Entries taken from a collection
====================

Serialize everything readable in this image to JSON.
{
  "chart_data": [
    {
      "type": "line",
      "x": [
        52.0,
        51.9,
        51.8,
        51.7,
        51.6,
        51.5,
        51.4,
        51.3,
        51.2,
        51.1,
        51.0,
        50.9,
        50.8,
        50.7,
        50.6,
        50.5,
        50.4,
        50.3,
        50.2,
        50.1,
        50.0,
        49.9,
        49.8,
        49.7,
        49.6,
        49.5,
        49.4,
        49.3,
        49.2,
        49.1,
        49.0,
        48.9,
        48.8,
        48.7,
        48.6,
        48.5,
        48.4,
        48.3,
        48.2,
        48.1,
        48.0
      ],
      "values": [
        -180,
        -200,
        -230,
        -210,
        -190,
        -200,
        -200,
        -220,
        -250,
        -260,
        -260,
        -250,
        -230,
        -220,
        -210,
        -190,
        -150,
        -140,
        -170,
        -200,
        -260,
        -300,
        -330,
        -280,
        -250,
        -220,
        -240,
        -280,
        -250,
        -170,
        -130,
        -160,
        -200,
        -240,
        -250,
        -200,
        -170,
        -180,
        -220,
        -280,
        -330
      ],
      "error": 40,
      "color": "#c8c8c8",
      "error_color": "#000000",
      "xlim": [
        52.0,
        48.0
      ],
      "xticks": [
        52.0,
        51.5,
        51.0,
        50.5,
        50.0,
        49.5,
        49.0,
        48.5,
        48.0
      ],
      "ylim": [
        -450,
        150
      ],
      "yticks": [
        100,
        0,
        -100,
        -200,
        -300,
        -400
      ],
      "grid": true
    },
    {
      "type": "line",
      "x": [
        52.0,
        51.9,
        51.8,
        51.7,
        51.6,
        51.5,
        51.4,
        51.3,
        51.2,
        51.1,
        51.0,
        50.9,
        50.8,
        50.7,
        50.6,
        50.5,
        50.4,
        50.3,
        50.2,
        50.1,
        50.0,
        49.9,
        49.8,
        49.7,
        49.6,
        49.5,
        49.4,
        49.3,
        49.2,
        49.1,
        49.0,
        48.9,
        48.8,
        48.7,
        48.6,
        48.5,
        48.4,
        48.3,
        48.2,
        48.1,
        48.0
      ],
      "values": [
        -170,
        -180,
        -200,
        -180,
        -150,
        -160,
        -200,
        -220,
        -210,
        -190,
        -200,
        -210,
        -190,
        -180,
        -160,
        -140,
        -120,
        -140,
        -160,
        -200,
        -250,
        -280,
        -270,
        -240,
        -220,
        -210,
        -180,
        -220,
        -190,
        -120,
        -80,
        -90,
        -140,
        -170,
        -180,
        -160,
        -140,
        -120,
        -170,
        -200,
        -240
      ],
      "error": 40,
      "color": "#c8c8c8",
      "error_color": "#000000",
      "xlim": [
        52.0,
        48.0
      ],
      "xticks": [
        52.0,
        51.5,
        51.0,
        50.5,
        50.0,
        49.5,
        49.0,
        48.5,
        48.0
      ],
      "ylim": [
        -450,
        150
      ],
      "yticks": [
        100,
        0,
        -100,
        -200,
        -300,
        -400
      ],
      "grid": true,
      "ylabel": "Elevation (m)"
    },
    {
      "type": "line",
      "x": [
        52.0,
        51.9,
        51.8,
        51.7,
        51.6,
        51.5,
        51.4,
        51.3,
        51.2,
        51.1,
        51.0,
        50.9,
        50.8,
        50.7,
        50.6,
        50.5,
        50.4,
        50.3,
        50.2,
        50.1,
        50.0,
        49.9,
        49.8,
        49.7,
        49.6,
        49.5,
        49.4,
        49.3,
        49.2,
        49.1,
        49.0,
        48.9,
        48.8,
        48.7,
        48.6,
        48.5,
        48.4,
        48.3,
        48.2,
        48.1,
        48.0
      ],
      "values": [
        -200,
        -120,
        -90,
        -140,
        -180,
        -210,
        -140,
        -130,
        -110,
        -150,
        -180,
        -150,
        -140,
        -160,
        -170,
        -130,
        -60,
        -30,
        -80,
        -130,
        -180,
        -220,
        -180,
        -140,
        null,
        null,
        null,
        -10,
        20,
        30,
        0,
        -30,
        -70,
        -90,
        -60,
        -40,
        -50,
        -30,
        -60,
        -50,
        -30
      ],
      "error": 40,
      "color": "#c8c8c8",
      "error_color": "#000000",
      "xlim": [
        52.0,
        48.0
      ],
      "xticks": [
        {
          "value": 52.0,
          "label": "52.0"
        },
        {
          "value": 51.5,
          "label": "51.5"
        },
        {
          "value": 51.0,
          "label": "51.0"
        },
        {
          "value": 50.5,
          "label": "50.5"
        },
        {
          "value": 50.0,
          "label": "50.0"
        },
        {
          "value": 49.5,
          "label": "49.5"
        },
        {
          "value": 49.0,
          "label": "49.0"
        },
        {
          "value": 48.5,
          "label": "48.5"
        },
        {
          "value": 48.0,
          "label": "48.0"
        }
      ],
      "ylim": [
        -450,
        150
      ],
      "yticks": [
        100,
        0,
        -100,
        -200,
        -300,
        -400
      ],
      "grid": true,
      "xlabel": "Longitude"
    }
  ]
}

====================

What is required »
Extract each entry in full, exactly as given.

Finished task »
Serialize everything readable in this image to JSON.
{
  "chart_data": [
    {
      "type": "line",
      "x": [
        52.0,
        51.9,
        51.8,
        51.7,
        51.6,
        51.5,
        51.4,
        51.3,
        51.2,
        51.1,
        51.0,
        50.9,
        50.8,
        50.7,
        50.6,
        50.5,
        50.4,
        50.3,
        50.2,
        50.1,
        50.0,
        49.9,
        49.8,
        49.7,
        49.6,
        49.5,
        49.4,
        49.3,
        49.2,
        49.1,
        49.0,
        48.9,
        48.8,
        48.7,
        48.6,
        48.5,
        48.4,
        48.3,
        48.2,
        48.1,
        48.0
      ],
      "values": [
        -180,
        -200,
        -230,
        -210,
        -190,
        -200,
        -200,
        -220,
        -250,
        -260,
        -260,
        -250,
        -230,
        -220,
        -210,
        -190,
        -150,
        -140,
        -170,
        -200,
        -260,
        -300,
        -330,
        -280,
        -250,
        -220,
        -240,
        -280,
        -250,
        -170,
        -130,
        -160,
        -200,
        -240,
        -250,
        -200,
        -170,
        -180,
        -220,
        -280,
        -330
      ],
      "error": 40,
      "color": "#c8c8c8",
      "error_color": "#000000",
      "xlim": [
        52.0,
        48.0
      ],
      "xticks": [
        52.0,
        51.5,
        51.0,
        50.5,
        50.0,
        49.5,
        49.0,
        48.5,
        48.0
      ],
      "ylim": [
        -450,
        150
      ],
      "yticks": [
        100,
        0,
        -100,
        -200,
        -300,
        -400
      ],
      "grid": true
    },
    {
      "type": "line",
      "x": [
        52.0,
        51.9,
        51.8,
        51.7,
        51.6,
        51.5,
        51.4,
        51.3,
        51.2,
        51.1,
        51.0,
        50.9,
        50.8,
        50.7,
        50.6,
        50.5,
        50.4,
        50.3,
        50.2,
        50.1,
        50.0,
        49.9,
        49.8,
        49.7,
        49.6,
        49.5,
        49.4,
        49.3,
        49.2,
        49.1,
        49.0,
        48.9,
        48.8,
        48.7,
        48.6,
        48.5,
        48.4,
        48.3,
        48.2,
        48.1,
        48.0
      ],
      "values": [
        -170,
        -180,
        -200,
        -180,
        -150,
        -160,
        -200,
        -220,
        -210,
        -190,
        -200,
        -210,
        -190,
        -180,
        -160,
        -140,
        -120,
        -140,
        -160,
        -200,
        -250,
        -280,
        -270,
        -240,
        -220,
        -210,
        -180,
        -220,
        -190,
        -120,
        -80,
        -90,
        -140,
        -170,
        -180,
        -160,
        -140,
        -120,
        -170,
        -200,
        -240
      ],
      "error": 40,
      "color": "#c8c8c8",
      "error_color": "#000000",
      "xlim": [
        52.0,
        48.0
      ],
      "xticks": [
        52.0,
        51.5,
        51.0,
        50.5,
        50.0,
        49.5,
        49.0,
        48.5,
        48.0
      ],
      "ylim": [
        -450,
        150
      ],
      "yticks": [
        100,
        0,
        -100,
        -200,
        -300,
        -400
      ],
      "grid": true,
      "ylabel": "Elevation (m)"
    },
    {
      "type": "line",
      "x": [
        52.0,
        51.9,
        51.8,
        51.7,
        51.6,
        51.5,
        51.4,
        51.3,
        51.2,
        51.1,
        51.0,
        50.9,
        50.8,
        50.7,
        50.6,
        50.5,
        50.4,
        50.3,
        50.2,
        50.1,
        50.0,
        49.9,
        49.8,
        49.7,
        49.6,
        49.5,
        49.4,
        49.3,
        49.2,
        49.1,
        49.0,
        48.9,
        48.8,
        48.7,
        48.6,
        48.5,
        48.4,
        48.3,
        48.2,
        48.1,
        48.0
      ],
      "values": [
        -200,
        -120,
        -90,
        -140,
        -180,
        -210,
        -140,
        -130,
        -110,
        -150,
        -180,
        -150,
        -140,
        -160,
        -170,
        -130,
        -60,
        -30,
        -80,
        -130,
        -180,
        -220,
        -180,
        -140,
        null,
        null,
        null,
        -10,
        20,
        30,
        0,
        -30,
        -70,
        -90,
        -60,
        -40,
        -50,
        -30,
        -60,
        -50,
        -30
      ],
      "error": 40,
      "color": "#c8c8c8",
      "error_color": "#000000",
      "xlim": [
        52.0,
        48.0
      ],
      "xticks": [
        {
          "value": 52.0,
          "label": "52.0"
        },
        {
          "value": 51.5,
          "label": "51.5"
        },
        {
          "value": 51.0,
          "label": "51.0"
        },
        {
          "value": 50.5,
          "label": "50.5"
        },
        {
          "value": 50.0,
          "label": "50.0"
        },
        {
          "value": 49.5,
          "label": "49.5"
        },
        {
          "value": 49.0,
          "label": "49.0"
        },
        {
          "value": 48.5,
          "label": "48.5"
        },
        {
          "value": 48.0,
          "label": "48.0"
        }
      ],
      "ylim": [
        -450,
        150
      ],
      "yticks": [
        100,
        0,
        -100,
        -200,
        -300,
        -400
      ],
      "grid": true,
      "xlabel": "Longitude"
    }
  ]
}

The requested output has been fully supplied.